→ What the exercise asks: Reproduce the records below with every instance of "retweet-button" replaced by "repost-button" and nothing else altered, and leave the pictures out of the answer.

→ Data records:
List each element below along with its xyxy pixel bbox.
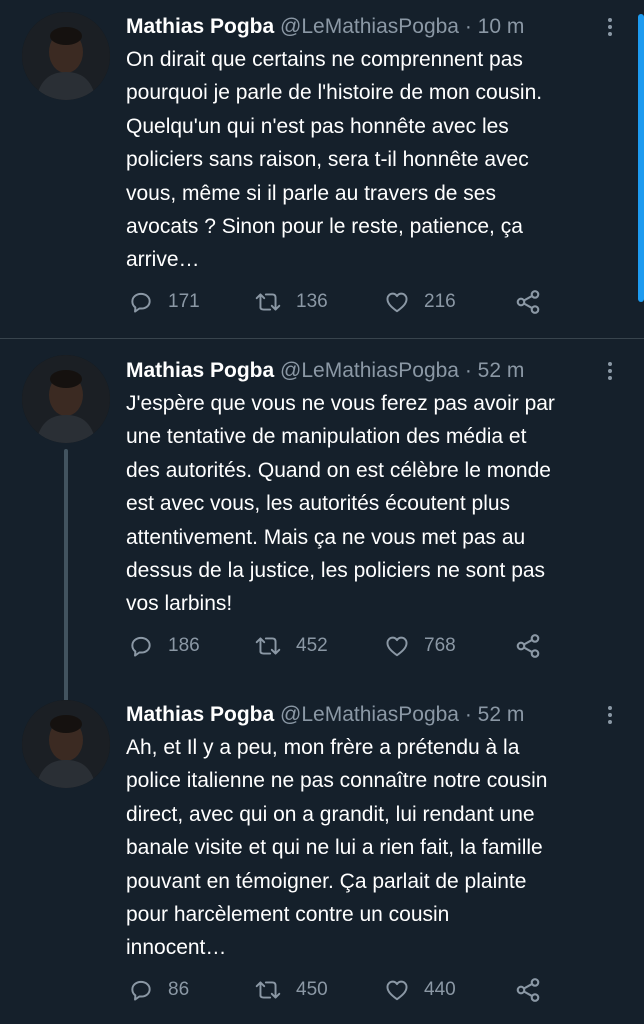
retweet-icon (254, 977, 282, 1003)
timestamp[interactable]: · 10 m (465, 15, 525, 38)
tweet-header: Mathias Pogba @LeMathiasPogba · 10 m (126, 10, 524, 44)
like-count: 768 (424, 635, 456, 656)
user-handle[interactable]: @LeMathiasPogba (280, 359, 459, 382)
avatar[interactable] (22, 700, 110, 788)
retweet-count: 452 (296, 635, 328, 656)
share-icon (514, 976, 542, 1004)
tweet-header: Mathias Pogba @LeMathiasPogba · 52 m (126, 698, 524, 732)
retweet-button[interactable]: 136 (254, 286, 328, 318)
like-button[interactable]: 440 (384, 974, 456, 1006)
tweet-header: Mathias Pogba @LeMathiasPogba · 52 m (126, 354, 524, 388)
reply-button[interactable]: 171 (128, 286, 200, 318)
reply-button[interactable]: 86 (128, 974, 189, 1006)
reply-count: 86 (168, 979, 190, 1000)
tweet[interactable]: Mathias Pogba @LeMathiasPogba · 10 m On … (0, 0, 644, 338)
tweet[interactable]: Mathias Pogba @LeMathiasPogba · 52 m J'e… (0, 339, 644, 709)
thread-connector (64, 449, 68, 709)
retweet-button[interactable]: 450 (254, 974, 328, 1006)
reply-icon (128, 289, 154, 315)
like-button[interactable]: 216 (384, 286, 456, 318)
retweet-count: 450 (296, 979, 328, 1000)
retweet-icon (254, 289, 282, 315)
timestamp[interactable]: · 52 m (465, 359, 525, 382)
heart-icon (384, 977, 410, 1003)
reply-icon (128, 977, 154, 1003)
heart-icon (384, 289, 410, 315)
more-options-button[interactable] (600, 354, 620, 388)
reply-count: 186 (168, 635, 200, 656)
display-name[interactable]: Mathias Pogba (126, 359, 274, 382)
like-count: 440 (424, 979, 456, 1000)
timestamp[interactable]: · 52 m (465, 703, 525, 726)
like-button[interactable]: 768 (384, 630, 456, 662)
avatar[interactable] (22, 355, 110, 443)
tweet-text: On dirait que certains ne comprennent pa… (126, 48, 543, 272)
tweet-actions: 186 452 768 (126, 630, 626, 662)
share-icon (514, 288, 542, 316)
share-button[interactable] (514, 286, 542, 318)
retweet-icon (254, 633, 282, 659)
retweet-count: 136 (296, 291, 328, 312)
share-icon (514, 632, 542, 660)
avatar[interactable] (22, 12, 110, 100)
reply-icon (128, 633, 154, 659)
retweet-button[interactable]: 452 (254, 630, 328, 662)
tweet[interactable]: Mathias Pogba @LeMathiasPogba · 52 m Ah,… (0, 684, 644, 1024)
share-button[interactable] (514, 974, 542, 1006)
reply-button[interactable]: 186 (128, 630, 200, 662)
share-button[interactable] (514, 630, 542, 662)
heart-icon (384, 633, 410, 659)
display-name[interactable]: Mathias Pogba (126, 15, 274, 38)
more-options-button[interactable] (600, 698, 620, 732)
tweet-text: Ah, et Il y a peu, mon frère a prétendu … (126, 736, 548, 960)
like-count: 216 (424, 291, 456, 312)
more-options-button[interactable] (600, 10, 620, 44)
reply-count: 171 (168, 291, 200, 312)
display-name[interactable]: Mathias Pogba (126, 703, 274, 726)
tweet-text: J'espère que vous ne vous ferez pas avoi… (126, 392, 555, 616)
user-handle[interactable]: @LeMathiasPogba (280, 15, 459, 38)
tweet-actions: 171 136 216 (126, 286, 626, 318)
tweet-actions: 86 450 440 (126, 974, 626, 1006)
user-handle[interactable]: @LeMathiasPogba (280, 703, 459, 726)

→ Exercise solution:
List each element below along with its xyxy pixel bbox.
retweet-icon (254, 977, 282, 1003)
timestamp[interactable]: · 10 m (465, 15, 525, 38)
tweet-header: Mathias Pogba @LeMathiasPogba · 10 m (126, 10, 524, 44)
like-count: 768 (424, 635, 456, 656)
user-handle[interactable]: @LeMathiasPogba (280, 359, 459, 382)
avatar[interactable] (22, 700, 110, 788)
retweet-count: 452 (296, 635, 328, 656)
share-icon (514, 976, 542, 1004)
tweet-header: Mathias Pogba @LeMathiasPogba · 52 m (126, 698, 524, 732)
repost-button[interactable]: 136 (254, 286, 328, 318)
like-button[interactable]: 440 (384, 974, 456, 1006)
tweet-header: Mathias Pogba @LeMathiasPogba · 52 m (126, 354, 524, 388)
reply-button[interactable]: 171 (128, 286, 200, 318)
reply-button[interactable]: 86 (128, 974, 189, 1006)
reply-count: 86 (168, 979, 190, 1000)
tweet[interactable]: Mathias Pogba @LeMathiasPogba · 10 m On … (0, 0, 644, 338)
tweet[interactable]: Mathias Pogba @LeMathiasPogba · 52 m J'e… (0, 339, 644, 709)
thread-connector (64, 449, 68, 709)
repost-button[interactable]: 450 (254, 974, 328, 1006)
reply-icon (128, 289, 154, 315)
like-button[interactable]: 216 (384, 286, 456, 318)
retweet-count: 450 (296, 979, 328, 1000)
retweet-icon (254, 289, 282, 315)
timestamp[interactable]: · 52 m (465, 359, 525, 382)
heart-icon (384, 977, 410, 1003)
reply-icon (128, 977, 154, 1003)
heart-icon (384, 289, 410, 315)
more-options-button[interactable] (600, 354, 620, 388)
reply-count: 186 (168, 635, 200, 656)
display-name[interactable]: Mathias Pogba (126, 359, 274, 382)
like-count: 440 (424, 979, 456, 1000)
timestamp[interactable]: · 52 m (465, 703, 525, 726)
like-button[interactable]: 768 (384, 630, 456, 662)
avatar[interactable] (22, 355, 110, 443)
tweet-text: On dirait que certains ne comprennent pa… (126, 48, 543, 272)
tweet-actions: 186 452 768 (126, 630, 626, 662)
share-icon (514, 288, 542, 316)
share-button[interactable] (514, 286, 542, 318)
retweet-icon (254, 633, 282, 659)
retweet-count: 136 (296, 291, 328, 312)
share-icon (514, 632, 542, 660)
avatar[interactable] (22, 12, 110, 100)
reply-icon (128, 633, 154, 659)
repost-button[interactable]: 452 (254, 630, 328, 662)
tweet[interactable]: Mathias Pogba @LeMathiasPogba · 52 m Ah,… (0, 684, 644, 1024)
share-button[interactable] (514, 974, 542, 1006)
reply-button[interactable]: 186 (128, 630, 200, 662)
share-button[interactable] (514, 630, 542, 662)
heart-icon (384, 633, 410, 659)
display-name[interactable]: Mathias Pogba (126, 15, 274, 38)
more-options-button[interactable] (600, 698, 620, 732)
tweet-text: Ah, et Il y a peu, mon frère a prétendu … (126, 736, 548, 960)
like-count: 216 (424, 291, 456, 312)
more-options-button[interactable] (600, 10, 620, 44)
reply-count: 171 (168, 291, 200, 312)
display-name[interactable]: Mathias Pogba (126, 703, 274, 726)
tweet-text: J'espère que vous ne vous ferez pas avoi… (126, 392, 555, 616)
user-handle[interactable]: @LeMathiasPogba (280, 15, 459, 38)
tweet-actions: 171 136 216 (126, 286, 626, 318)
tweet-actions: 86 450 440 (126, 974, 626, 1006)
user-handle[interactable]: @LeMathiasPogba (280, 703, 459, 726)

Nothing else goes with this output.